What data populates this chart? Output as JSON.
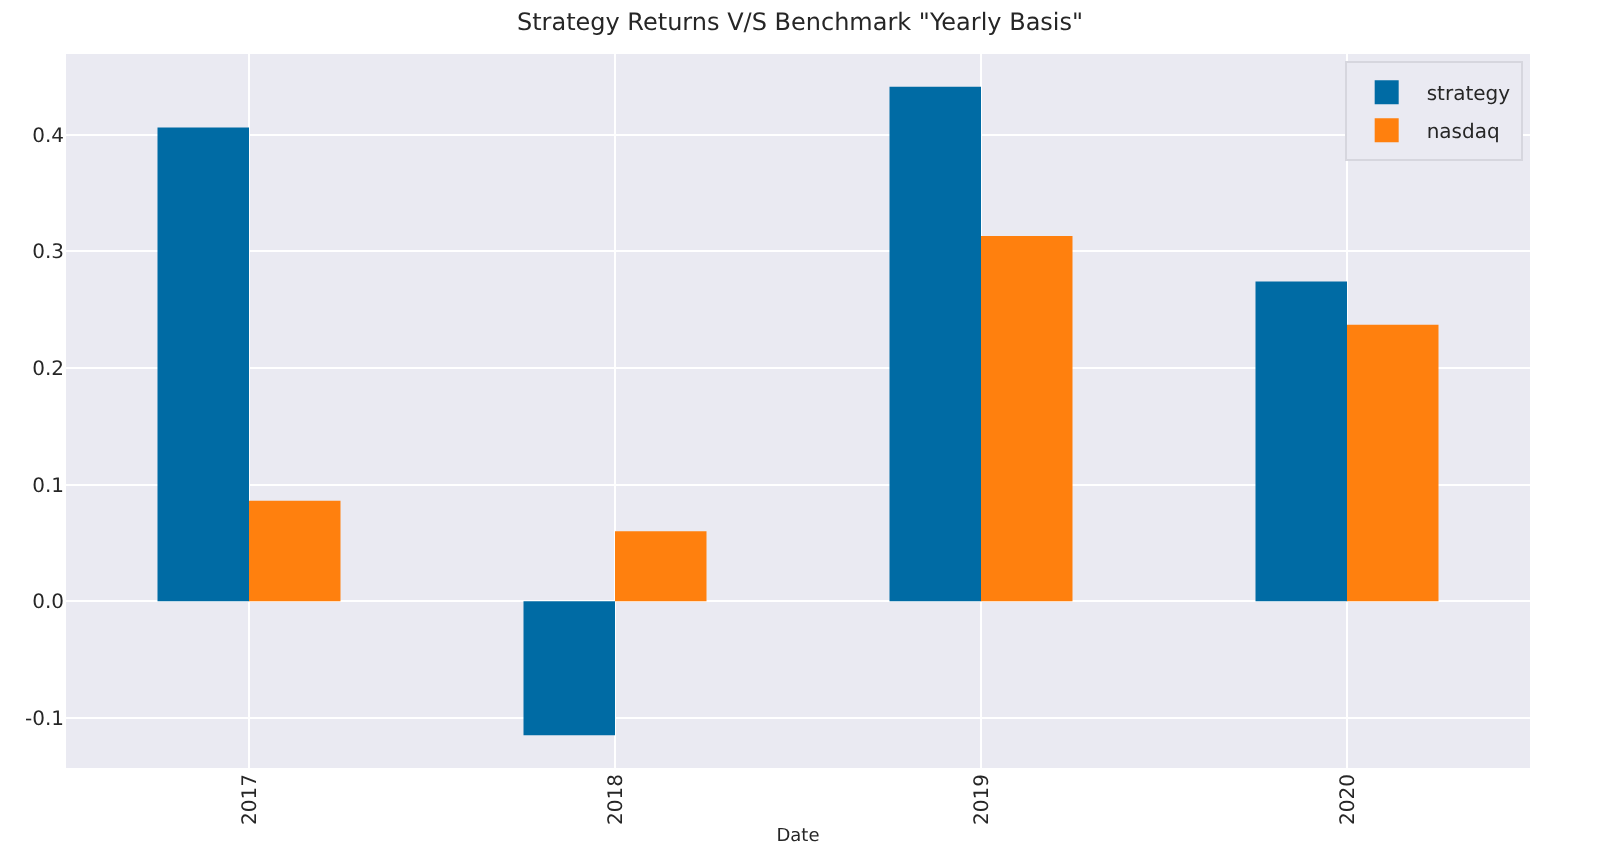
{
  "chart_data": {
    "type": "bar",
    "title": "Strategy Returns V/S Benchmark \"Yearly Basis\"",
    "xlabel": "Date",
    "categories": [
      "2017",
      "2018",
      "2019",
      "2020"
    ],
    "series": [
      {
        "name": "strategy",
        "color": "#006ba4",
        "values": [
          0.406,
          -0.115,
          0.441,
          0.274
        ]
      },
      {
        "name": "nasdaq",
        "color": "#ff800e",
        "values": [
          0.086,
          0.06,
          0.313,
          0.237
        ]
      }
    ],
    "ylim": [
      -0.143,
      0.469
    ],
    "yticks": [
      -0.1,
      {
        "value": 0,
        "label": "0.0"
      },
      0.1,
      0.2,
      0.3,
      0.4
    ],
    "grid": true,
    "legend": "top right"
  }
}
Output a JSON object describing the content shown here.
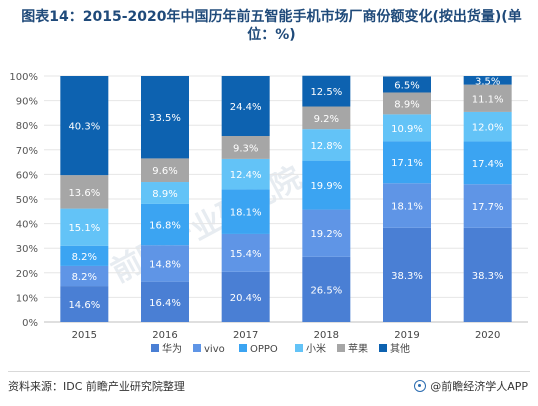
{
  "title": "图表14：2015-2020年中国历年前五智能手机市场厂商份额变化(按出货量)(单位：%)",
  "source": "资料来源：IDC 前瞻产业研究院整理",
  "brand": "@前瞻经济学人APP",
  "watermark": "前瞻产业研究院",
  "icon": "brand-logo-icon",
  "chart_data": {
    "type": "bar",
    "stacked": true,
    "categories": [
      "2015",
      "2016",
      "2017",
      "2018",
      "2019",
      "2020"
    ],
    "ylim": [
      0,
      100
    ],
    "yticks": [
      "0%",
      "10%",
      "20%",
      "30%",
      "40%",
      "50%",
      "60%",
      "70%",
      "80%",
      "90%",
      "100%"
    ],
    "legend_position": "bottom",
    "series": [
      {
        "name": "华为",
        "color": "#4a7fd4",
        "values": [
          14.6,
          16.4,
          20.4,
          26.5,
          38.3,
          38.3
        ],
        "labels": [
          "14.6%",
          "16.4%",
          "20.4%",
          "26.5%",
          "38.3%",
          "38.3%"
        ]
      },
      {
        "name": "vivo",
        "color": "#5f95e6",
        "values": [
          8.2,
          14.8,
          15.4,
          19.2,
          18.1,
          17.7
        ],
        "labels": [
          "8.2%",
          "14.8%",
          "15.4%",
          "19.2%",
          "18.1%",
          "17.7%"
        ]
      },
      {
        "name": "OPPO",
        "color": "#3ba4f2",
        "values": [
          8.2,
          16.8,
          18.1,
          19.9,
          17.1,
          17.4
        ],
        "labels": [
          "8.2%",
          "16.8%",
          "18.1%",
          "19.9%",
          "17.1%",
          "17.4%"
        ]
      },
      {
        "name": "小米",
        "color": "#63c3f7",
        "values": [
          15.1,
          8.9,
          12.4,
          12.8,
          10.9,
          12.0
        ],
        "labels": [
          "15.1%",
          "8.9%",
          "12.4%",
          "12.8%",
          "10.9%",
          "12.0%"
        ]
      },
      {
        "name": "苹果",
        "color": "#a6a6a6",
        "values": [
          13.6,
          9.6,
          9.3,
          9.2,
          8.9,
          11.1
        ],
        "labels": [
          "13.6%",
          "9.6%",
          "9.3%",
          "9.2%",
          "8.9%",
          "11.1%"
        ]
      },
      {
        "name": "其他",
        "color": "#0d62b0",
        "values": [
          40.3,
          33.5,
          24.4,
          12.5,
          6.5,
          3.5
        ],
        "labels": [
          "40.3%",
          "33.5%",
          "24.4%",
          "12.5%",
          "6.5%",
          "3.5%"
        ]
      }
    ]
  }
}
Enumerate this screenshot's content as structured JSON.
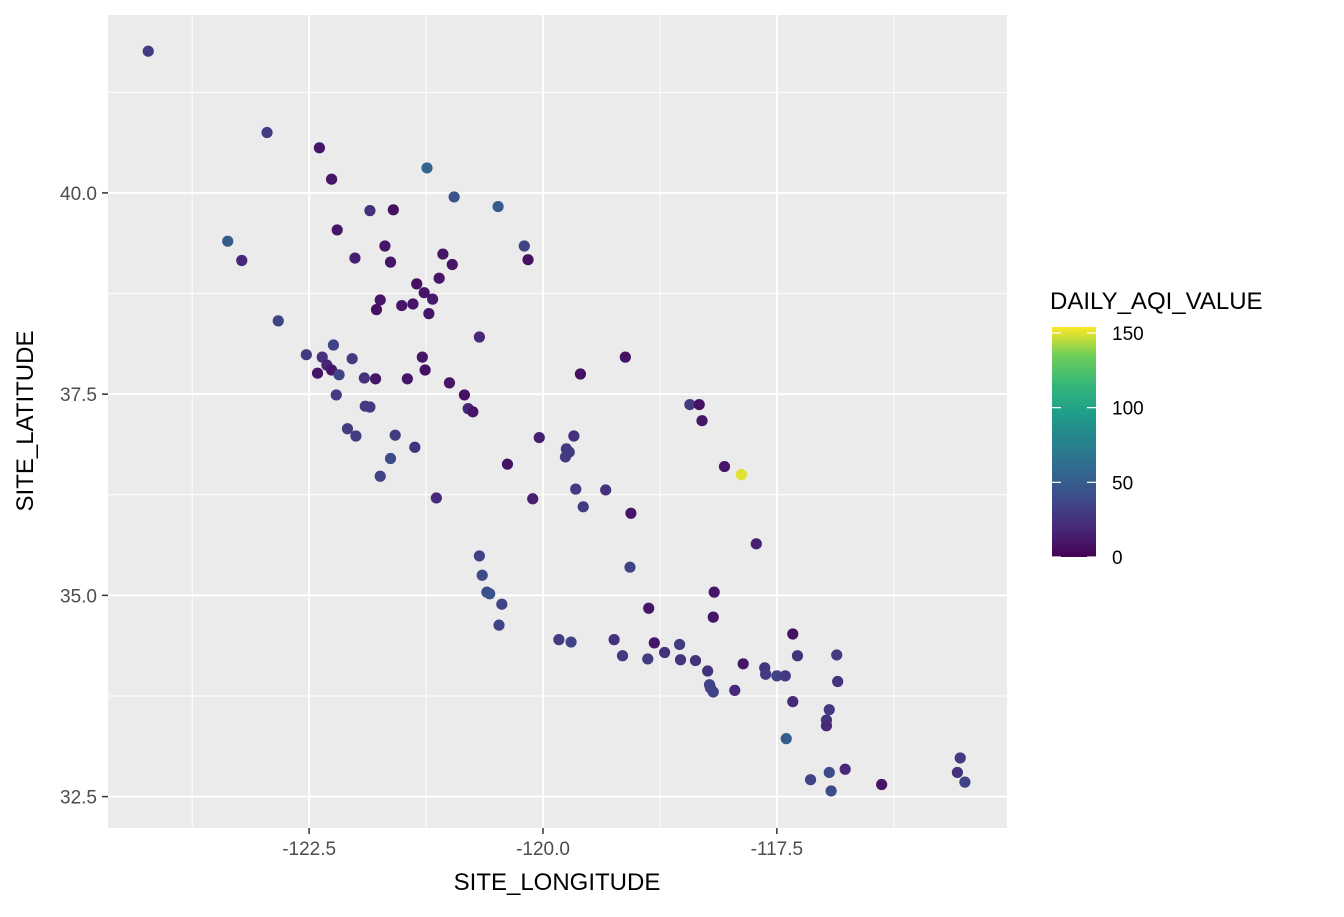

▶ **REQUIREMENTS**: The data above should be repeated exactly, minus any pictures.

▶ **ANSWER FOR THE TASK**:
What data populates this chart? Output as JSON.
{
  "chart_data": {
    "type": "bar",
    "title": "Strategy Returns V/S Benchmark \"Yearly Basis\"",
    "xlabel": "Date",
    "categories": [
      "2017",
      "2018",
      "2019",
      "2020"
    ],
    "series": [
      {
        "name": "strategy",
        "color": "#006ba4",
        "values": [
          0.406,
          -0.115,
          0.441,
          0.274
        ]
      },
      {
        "name": "nasdaq",
        "color": "#ff800e",
        "values": [
          0.086,
          0.06,
          0.313,
          0.237
        ]
      }
    ],
    "ylim": [
      -0.143,
      0.469
    ],
    "yticks": [
      -0.1,
      {
        "value": 0,
        "label": "0.0"
      },
      0.1,
      0.2,
      0.3,
      0.4
    ],
    "grid": true,
    "legend": "top right"
  }
}
Output a JSON object describing the content shown here.
{
  "title": "图表14：2015-2020年中国历年前五智能手机市场厂商份额变化(按出货量)(单位：%)",
  "source": "资料来源：IDC 前瞻产业研究院整理",
  "brand": "@前瞻经济学人APP",
  "watermark": "前瞻产业研究院",
  "icon": "brand-logo-icon",
  "chart_data": {
    "type": "bar",
    "stacked": true,
    "categories": [
      "2015",
      "2016",
      "2017",
      "2018",
      "2019",
      "2020"
    ],
    "ylim": [
      0,
      100
    ],
    "yticks": [
      "0%",
      "10%",
      "20%",
      "30%",
      "40%",
      "50%",
      "60%",
      "70%",
      "80%",
      "90%",
      "100%"
    ],
    "legend_position": "bottom",
    "series": [
      {
        "name": "华为",
        "color": "#4a7fd4",
        "values": [
          14.6,
          16.4,
          20.4,
          26.5,
          38.3,
          38.3
        ],
        "labels": [
          "14.6%",
          "16.4%",
          "20.4%",
          "26.5%",
          "38.3%",
          "38.3%"
        ]
      },
      {
        "name": "vivo",
        "color": "#5f95e6",
        "values": [
          8.2,
          14.8,
          15.4,
          19.2,
          18.1,
          17.7
        ],
        "labels": [
          "8.2%",
          "14.8%",
          "15.4%",
          "19.2%",
          "18.1%",
          "17.7%"
        ]
      },
      {
        "name": "OPPO",
        "color": "#3ba4f2",
        "values": [
          8.2,
          16.8,
          18.1,
          19.9,
          17.1,
          17.4
        ],
        "labels": [
          "8.2%",
          "16.8%",
          "18.1%",
          "19.9%",
          "17.1%",
          "17.4%"
        ]
      },
      {
        "name": "小米",
        "color": "#63c3f7",
        "values": [
          15.1,
          8.9,
          12.4,
          12.8,
          10.9,
          12.0
        ],
        "labels": [
          "15.1%",
          "8.9%",
          "12.4%",
          "12.8%",
          "10.9%",
          "12.0%"
        ]
      },
      {
        "name": "苹果",
        "color": "#a6a6a6",
        "values": [
          13.6,
          9.6,
          9.3,
          9.2,
          8.9,
          11.1
        ],
        "labels": [
          "13.6%",
          "9.6%",
          "9.3%",
          "9.2%",
          "8.9%",
          "11.1%"
        ]
      },
      {
        "name": "其他",
        "color": "#0d62b0",
        "values": [
          40.3,
          33.5,
          24.4,
          12.5,
          6.5,
          3.5
        ],
        "labels": [
          "40.3%",
          "33.5%",
          "24.4%",
          "12.5%",
          "6.5%",
          "3.5%"
        ]
      }
    ]
  }
}
Enumerate this screenshot's content as structured JSON.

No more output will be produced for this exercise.